>> START Records

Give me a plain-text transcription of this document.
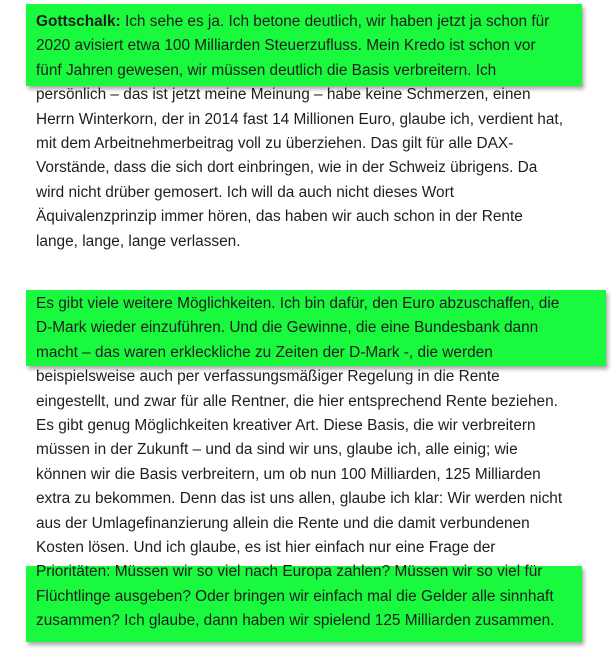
Gottschalk: Ich sehe es ja. Ich betone deutlich, wir haben jetzt ja schon für
2020 avisiert etwa 100 Milliarden Steuerzufluss. Mein Kredo ist schon vor
fünf Jahren gewesen, wir müssen deutlich die Basis verbreitern. Ich
persönlich – das ist jetzt meine Meinung – habe keine Schmerzen, einen
Herrn Winterkorn, der in 2014 fast 14 Millionen Euro, glaube ich, verdient hat,
mit dem Arbeitnehmerbeitrag voll zu überziehen. Das gilt für alle DAX-
Vorstände, dass die sich dort einbringen, wie in der Schweiz übrigens. Da
wird nicht drüber gemosert. Ich will da auch nicht dieses Wort
Äquivalenzprinzip immer hören, das haben wir auch schon in der Rente
lange, lange, lange verlassen.
Es gibt viele weitere Möglichkeiten. Ich bin dafür, den Euro abzuschaffen, die
D-Mark wieder einzuführen. Und die Gewinne, die eine Bundesbank dann
macht – das waren erkleckliche zu Zeiten der D-Mark -, die werden
beispielsweise auch per verfassungsmäßiger Regelung in die Rente
eingestellt, und zwar für alle Rentner, die hier entsprechend Rente beziehen.
Es gibt genug Möglichkeiten kreativer Art. Diese Basis, die wir verbreitern
müssen in der Zukunft – und da sind wir uns, glaube ich, alle einig; wie
können wir die Basis verbreitern, um ob nun 100 Milliarden, 125 Milliarden
extra zu bekommen. Denn das ist uns allen, glaube ich klar: Wir werden nicht
aus der Umlagefinanzierung allein die Rente und die damit verbundenen
Kosten lösen. Und ich glaube, es ist hier einfach nur eine Frage der
Prioritäten: Müssen wir so viel nach Europa zahlen? Müssen wir so viel für
Flüchtlinge ausgeben? Oder bringen wir einfach mal die Gelder alle sinnhaft
zusammen? Ich glaube, dann haben wir spielend 125 Milliarden zusammen.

>> END Records

*Problem description*:
Copy and report every line where the word "gibt" is present.

*Exercise answer*:
Es gibt viele weitere Möglichkeiten. Ich bin dafür, den Euro abzuschaffen, die
Es gibt genug Möglichkeiten kreativer Art. Diese Basis, die wir verbreitern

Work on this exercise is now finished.